Instruction =>
Tally all lines containing the word "heading". Give the number alone.

Extracted entries =>
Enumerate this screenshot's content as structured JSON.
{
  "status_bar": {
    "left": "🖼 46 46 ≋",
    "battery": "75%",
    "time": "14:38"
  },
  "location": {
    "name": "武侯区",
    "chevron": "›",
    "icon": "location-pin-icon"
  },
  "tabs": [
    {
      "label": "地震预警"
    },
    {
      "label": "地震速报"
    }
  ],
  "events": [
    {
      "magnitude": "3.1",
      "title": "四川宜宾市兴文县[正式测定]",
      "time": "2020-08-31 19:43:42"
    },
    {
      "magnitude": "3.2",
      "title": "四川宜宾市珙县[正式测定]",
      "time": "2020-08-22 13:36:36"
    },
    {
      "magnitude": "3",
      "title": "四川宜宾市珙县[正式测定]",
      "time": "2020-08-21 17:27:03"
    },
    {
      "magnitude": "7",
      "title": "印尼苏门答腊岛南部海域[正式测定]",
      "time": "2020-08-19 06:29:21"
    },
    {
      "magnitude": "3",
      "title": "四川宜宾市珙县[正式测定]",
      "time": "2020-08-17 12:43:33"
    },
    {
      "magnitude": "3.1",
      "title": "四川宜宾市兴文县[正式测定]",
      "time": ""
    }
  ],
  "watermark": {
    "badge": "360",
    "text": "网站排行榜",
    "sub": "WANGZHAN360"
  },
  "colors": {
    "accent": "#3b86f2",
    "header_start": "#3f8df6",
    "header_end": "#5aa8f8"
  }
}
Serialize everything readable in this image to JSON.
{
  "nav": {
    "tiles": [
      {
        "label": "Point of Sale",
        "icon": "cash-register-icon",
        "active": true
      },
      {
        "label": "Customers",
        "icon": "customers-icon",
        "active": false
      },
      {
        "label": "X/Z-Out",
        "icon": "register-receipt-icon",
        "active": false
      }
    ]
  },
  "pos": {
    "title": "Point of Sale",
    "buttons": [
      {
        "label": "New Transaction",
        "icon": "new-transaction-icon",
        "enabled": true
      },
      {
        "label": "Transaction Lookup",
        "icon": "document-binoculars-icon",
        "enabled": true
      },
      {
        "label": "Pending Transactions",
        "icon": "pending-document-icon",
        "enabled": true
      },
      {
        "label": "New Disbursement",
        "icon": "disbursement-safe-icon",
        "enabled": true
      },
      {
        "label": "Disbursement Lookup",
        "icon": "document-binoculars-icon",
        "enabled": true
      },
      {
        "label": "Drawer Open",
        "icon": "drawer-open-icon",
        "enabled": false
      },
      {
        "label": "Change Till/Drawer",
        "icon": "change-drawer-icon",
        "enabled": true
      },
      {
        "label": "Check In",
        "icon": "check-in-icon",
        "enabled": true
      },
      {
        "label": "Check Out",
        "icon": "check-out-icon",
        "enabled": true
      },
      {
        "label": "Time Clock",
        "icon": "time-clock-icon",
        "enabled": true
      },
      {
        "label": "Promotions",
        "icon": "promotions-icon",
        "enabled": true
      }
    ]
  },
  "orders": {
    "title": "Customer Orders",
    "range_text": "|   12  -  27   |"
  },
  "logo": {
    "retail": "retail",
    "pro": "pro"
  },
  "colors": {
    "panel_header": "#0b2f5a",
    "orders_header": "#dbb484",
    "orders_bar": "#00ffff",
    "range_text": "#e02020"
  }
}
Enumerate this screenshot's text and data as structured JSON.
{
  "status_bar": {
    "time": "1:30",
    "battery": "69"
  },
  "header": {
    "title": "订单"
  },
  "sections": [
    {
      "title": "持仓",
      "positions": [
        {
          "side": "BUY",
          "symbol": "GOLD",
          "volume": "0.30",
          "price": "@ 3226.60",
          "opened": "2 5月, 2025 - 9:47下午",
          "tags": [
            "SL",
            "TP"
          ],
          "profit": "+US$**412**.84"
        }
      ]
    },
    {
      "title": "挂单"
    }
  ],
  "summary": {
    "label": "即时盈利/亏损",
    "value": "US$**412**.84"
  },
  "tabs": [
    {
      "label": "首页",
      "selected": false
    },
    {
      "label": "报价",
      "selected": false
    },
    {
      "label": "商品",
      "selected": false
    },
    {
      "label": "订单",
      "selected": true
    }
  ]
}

==

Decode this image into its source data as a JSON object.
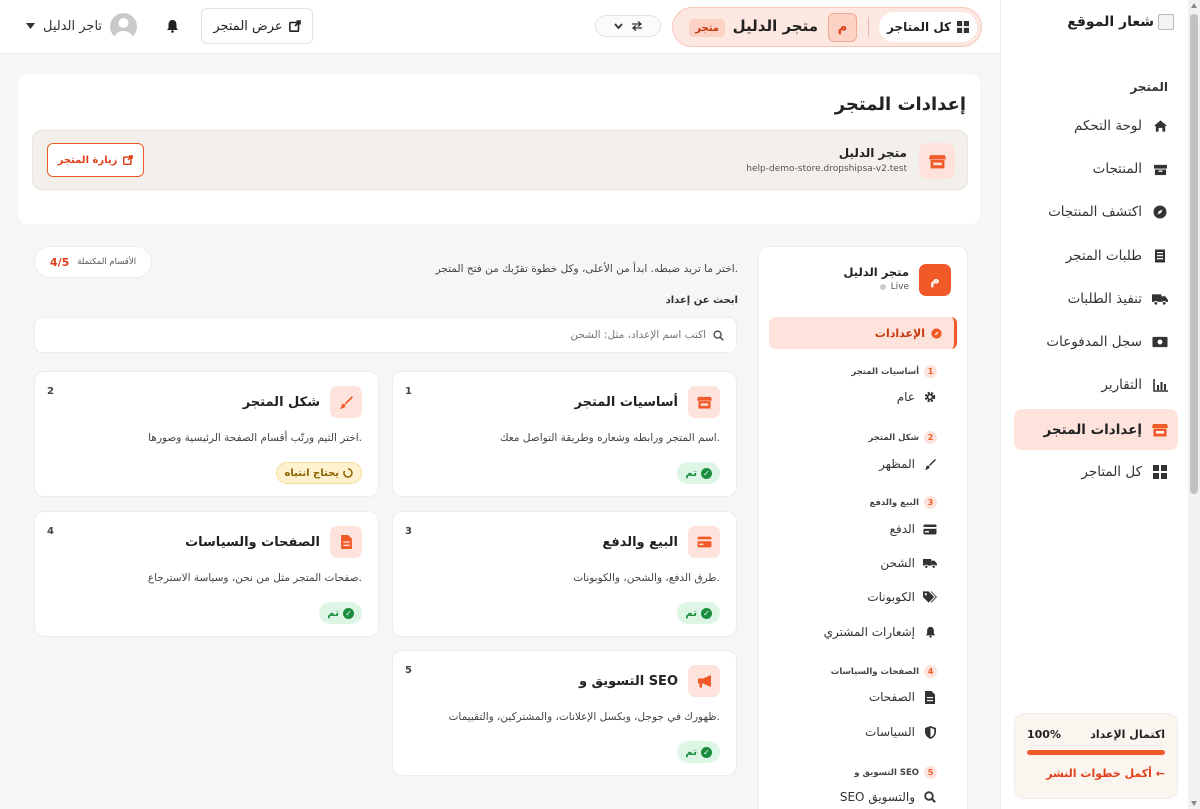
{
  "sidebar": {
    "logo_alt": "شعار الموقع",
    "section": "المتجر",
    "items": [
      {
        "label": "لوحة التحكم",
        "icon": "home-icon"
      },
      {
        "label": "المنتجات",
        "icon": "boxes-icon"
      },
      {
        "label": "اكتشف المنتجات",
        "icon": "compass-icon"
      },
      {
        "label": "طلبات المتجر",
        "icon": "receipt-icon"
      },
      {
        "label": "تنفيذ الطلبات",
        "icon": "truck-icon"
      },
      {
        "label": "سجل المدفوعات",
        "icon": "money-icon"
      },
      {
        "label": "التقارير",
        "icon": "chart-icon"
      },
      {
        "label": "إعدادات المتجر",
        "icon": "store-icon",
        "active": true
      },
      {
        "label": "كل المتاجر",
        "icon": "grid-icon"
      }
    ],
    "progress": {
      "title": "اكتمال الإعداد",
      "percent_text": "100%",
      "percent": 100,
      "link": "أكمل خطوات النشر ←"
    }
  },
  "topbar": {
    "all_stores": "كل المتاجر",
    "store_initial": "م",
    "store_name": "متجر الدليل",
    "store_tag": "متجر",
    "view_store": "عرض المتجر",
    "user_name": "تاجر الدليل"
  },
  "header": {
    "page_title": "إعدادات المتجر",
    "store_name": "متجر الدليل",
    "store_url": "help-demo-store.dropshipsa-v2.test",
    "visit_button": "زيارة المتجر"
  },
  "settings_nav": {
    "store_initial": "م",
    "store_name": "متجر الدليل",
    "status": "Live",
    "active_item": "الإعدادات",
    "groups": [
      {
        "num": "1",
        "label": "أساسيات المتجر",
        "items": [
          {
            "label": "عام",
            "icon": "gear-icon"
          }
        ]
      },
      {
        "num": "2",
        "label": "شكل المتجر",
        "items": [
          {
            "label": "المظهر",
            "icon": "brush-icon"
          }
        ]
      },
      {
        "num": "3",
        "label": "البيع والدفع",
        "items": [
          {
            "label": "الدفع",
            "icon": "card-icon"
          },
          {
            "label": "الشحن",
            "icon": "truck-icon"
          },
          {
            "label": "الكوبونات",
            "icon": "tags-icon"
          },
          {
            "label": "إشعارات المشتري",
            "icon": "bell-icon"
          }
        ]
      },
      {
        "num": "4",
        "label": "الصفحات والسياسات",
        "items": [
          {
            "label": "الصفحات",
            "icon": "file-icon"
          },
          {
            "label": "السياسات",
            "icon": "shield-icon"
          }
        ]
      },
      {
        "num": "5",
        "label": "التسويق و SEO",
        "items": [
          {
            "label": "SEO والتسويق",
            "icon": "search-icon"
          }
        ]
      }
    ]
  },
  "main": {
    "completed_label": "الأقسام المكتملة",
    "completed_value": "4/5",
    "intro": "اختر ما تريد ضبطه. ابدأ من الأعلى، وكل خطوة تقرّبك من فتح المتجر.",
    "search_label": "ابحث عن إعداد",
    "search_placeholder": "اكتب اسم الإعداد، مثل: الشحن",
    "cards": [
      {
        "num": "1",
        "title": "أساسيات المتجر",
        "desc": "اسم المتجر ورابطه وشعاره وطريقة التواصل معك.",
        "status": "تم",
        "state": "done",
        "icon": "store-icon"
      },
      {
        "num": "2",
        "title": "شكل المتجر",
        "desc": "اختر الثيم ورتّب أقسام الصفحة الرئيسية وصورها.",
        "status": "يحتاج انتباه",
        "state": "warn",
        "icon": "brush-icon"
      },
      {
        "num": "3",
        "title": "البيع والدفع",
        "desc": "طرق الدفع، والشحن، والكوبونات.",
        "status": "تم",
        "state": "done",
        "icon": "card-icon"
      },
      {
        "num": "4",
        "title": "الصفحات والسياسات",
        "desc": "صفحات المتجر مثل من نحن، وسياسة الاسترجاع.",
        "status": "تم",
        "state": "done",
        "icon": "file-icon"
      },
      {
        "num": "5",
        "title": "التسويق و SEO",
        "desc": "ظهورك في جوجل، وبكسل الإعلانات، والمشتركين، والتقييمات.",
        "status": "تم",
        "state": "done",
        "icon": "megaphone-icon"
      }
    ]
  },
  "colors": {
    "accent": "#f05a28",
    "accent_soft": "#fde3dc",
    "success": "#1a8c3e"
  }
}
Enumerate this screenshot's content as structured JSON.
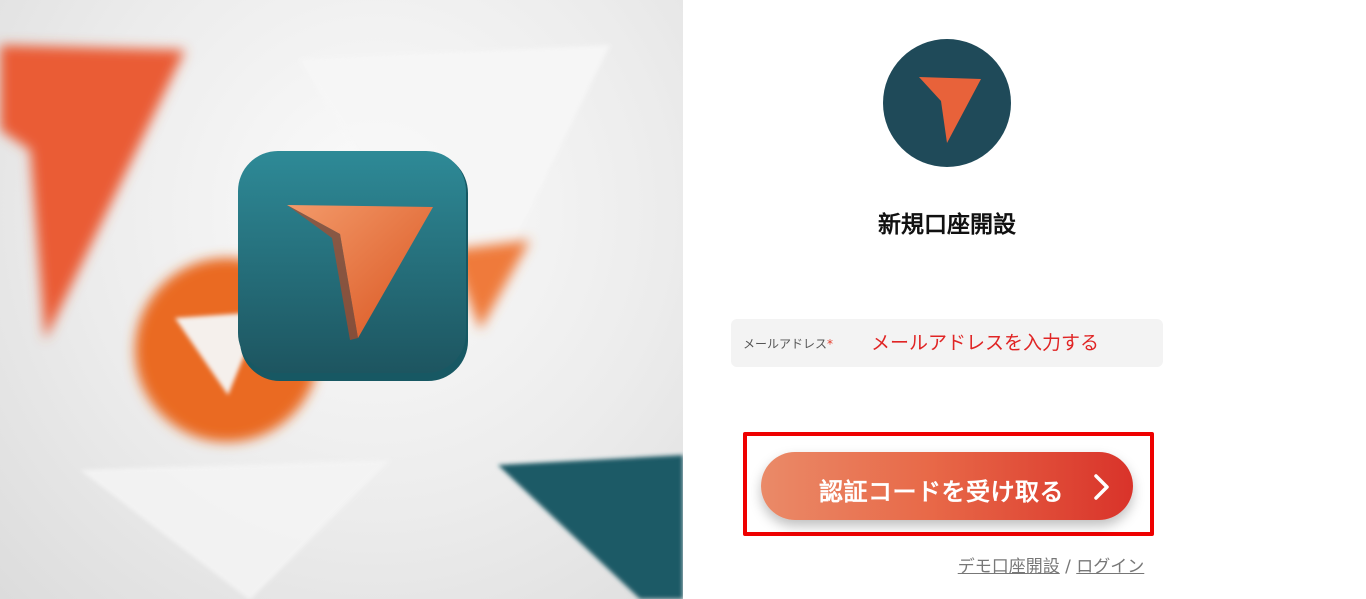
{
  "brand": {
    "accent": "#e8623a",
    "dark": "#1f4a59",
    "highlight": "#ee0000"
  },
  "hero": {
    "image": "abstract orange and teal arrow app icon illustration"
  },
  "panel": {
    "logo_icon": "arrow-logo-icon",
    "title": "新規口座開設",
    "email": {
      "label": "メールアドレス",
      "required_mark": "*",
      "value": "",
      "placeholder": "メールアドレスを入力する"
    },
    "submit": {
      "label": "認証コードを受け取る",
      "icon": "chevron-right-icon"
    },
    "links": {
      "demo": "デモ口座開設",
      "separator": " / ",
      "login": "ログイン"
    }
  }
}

* * *

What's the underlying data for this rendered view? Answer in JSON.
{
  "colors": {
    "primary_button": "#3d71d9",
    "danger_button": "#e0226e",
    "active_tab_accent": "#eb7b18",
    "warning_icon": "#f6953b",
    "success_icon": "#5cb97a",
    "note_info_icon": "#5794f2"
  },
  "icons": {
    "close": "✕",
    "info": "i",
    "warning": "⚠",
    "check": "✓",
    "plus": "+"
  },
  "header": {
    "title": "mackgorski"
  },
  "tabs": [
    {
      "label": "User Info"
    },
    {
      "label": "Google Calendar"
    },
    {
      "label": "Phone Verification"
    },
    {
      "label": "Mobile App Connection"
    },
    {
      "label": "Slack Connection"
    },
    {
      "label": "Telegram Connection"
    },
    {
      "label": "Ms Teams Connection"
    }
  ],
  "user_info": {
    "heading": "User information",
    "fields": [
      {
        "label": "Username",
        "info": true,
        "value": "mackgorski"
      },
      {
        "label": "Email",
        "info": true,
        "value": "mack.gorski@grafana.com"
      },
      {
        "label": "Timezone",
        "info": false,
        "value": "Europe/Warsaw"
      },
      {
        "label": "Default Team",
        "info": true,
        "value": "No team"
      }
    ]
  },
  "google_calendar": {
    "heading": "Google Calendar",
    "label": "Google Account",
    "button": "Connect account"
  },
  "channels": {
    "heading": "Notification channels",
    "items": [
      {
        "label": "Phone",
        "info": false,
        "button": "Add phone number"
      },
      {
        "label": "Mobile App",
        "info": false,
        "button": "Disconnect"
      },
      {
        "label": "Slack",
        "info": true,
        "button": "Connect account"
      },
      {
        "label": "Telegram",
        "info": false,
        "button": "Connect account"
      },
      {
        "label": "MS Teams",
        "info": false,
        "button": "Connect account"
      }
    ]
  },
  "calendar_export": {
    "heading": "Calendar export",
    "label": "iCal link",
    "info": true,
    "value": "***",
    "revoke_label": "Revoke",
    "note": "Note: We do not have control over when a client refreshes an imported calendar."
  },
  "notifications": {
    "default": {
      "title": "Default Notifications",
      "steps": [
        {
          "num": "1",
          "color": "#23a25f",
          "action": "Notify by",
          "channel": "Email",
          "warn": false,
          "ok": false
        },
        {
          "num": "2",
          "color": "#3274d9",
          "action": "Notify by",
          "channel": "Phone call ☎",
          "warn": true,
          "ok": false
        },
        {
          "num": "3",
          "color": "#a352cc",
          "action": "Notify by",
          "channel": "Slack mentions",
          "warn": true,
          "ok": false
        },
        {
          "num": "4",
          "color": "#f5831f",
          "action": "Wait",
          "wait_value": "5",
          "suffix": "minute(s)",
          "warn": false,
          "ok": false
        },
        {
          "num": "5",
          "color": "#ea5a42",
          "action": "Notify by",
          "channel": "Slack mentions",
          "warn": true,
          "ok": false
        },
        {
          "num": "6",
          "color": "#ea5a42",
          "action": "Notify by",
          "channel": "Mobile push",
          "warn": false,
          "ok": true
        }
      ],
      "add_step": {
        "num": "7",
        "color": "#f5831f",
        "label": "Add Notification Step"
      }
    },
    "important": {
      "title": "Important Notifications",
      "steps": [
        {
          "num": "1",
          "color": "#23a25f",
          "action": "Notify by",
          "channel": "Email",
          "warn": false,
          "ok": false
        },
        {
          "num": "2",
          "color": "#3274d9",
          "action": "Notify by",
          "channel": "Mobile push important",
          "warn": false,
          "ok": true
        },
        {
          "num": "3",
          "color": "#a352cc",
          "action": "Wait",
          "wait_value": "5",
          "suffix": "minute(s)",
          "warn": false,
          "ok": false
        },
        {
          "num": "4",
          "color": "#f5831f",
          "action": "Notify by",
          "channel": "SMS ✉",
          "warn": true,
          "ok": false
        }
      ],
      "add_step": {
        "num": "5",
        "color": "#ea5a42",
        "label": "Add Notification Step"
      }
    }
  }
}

Written answer =>
4